▸ **What the task asks**:
Check every line of the entries for "JSON", and copy the lines that hold it.

START Exercise material

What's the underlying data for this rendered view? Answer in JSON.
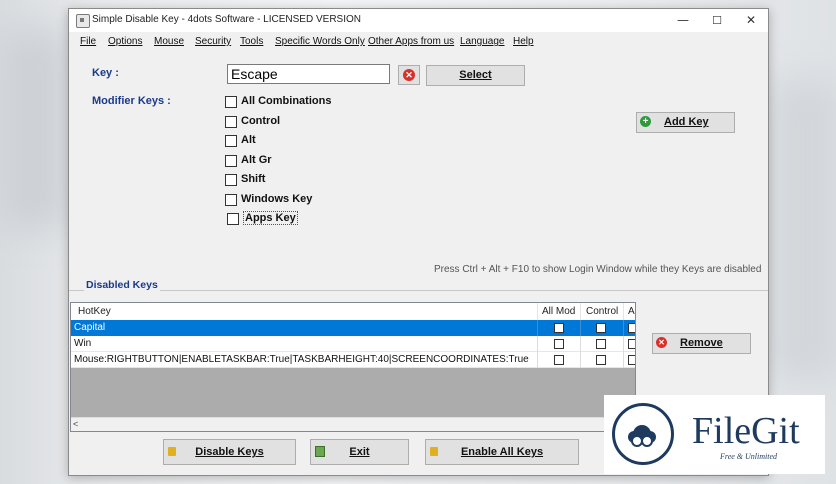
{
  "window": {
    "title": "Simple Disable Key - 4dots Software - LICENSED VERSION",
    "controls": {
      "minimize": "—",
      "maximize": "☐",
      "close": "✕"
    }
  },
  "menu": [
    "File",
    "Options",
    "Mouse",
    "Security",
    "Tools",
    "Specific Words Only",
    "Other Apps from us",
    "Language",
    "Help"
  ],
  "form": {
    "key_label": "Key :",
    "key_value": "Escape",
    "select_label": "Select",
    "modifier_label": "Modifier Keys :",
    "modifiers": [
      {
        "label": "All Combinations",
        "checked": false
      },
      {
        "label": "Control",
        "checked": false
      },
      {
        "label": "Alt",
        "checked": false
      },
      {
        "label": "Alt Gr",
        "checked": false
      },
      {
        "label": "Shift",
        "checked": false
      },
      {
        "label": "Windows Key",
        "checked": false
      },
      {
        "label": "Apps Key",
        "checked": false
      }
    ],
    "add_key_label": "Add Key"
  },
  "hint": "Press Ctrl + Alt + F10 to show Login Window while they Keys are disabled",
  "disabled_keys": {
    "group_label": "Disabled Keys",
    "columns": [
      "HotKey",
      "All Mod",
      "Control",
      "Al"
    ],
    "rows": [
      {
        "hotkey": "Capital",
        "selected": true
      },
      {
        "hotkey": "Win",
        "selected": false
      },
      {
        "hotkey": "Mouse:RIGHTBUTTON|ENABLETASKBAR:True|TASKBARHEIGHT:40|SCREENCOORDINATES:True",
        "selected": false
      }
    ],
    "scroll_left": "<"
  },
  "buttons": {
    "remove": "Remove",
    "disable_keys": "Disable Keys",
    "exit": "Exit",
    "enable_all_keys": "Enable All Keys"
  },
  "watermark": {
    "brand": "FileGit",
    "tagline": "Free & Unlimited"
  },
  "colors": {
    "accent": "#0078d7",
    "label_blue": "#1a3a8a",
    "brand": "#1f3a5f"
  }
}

END Exercise material
START Exercise material

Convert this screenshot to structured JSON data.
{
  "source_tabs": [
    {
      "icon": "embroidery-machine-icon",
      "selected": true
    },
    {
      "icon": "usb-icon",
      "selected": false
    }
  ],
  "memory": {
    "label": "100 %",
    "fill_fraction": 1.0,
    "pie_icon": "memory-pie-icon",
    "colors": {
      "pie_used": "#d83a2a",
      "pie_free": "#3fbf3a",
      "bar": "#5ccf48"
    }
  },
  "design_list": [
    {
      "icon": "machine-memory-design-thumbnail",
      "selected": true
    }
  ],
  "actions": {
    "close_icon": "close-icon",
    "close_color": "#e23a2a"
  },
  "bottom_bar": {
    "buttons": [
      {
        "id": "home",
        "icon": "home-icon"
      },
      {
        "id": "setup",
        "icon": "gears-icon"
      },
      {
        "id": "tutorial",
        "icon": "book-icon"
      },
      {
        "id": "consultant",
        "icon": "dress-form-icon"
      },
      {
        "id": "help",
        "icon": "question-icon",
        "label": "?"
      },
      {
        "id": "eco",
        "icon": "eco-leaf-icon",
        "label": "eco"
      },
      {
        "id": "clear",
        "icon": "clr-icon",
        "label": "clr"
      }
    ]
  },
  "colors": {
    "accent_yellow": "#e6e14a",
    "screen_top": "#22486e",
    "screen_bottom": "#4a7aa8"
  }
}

END Exercise material

▸ **Exercise result**:
What's the underlying data for this rendered view? Answer in JSON.
Convert this screenshot to structured JSON data.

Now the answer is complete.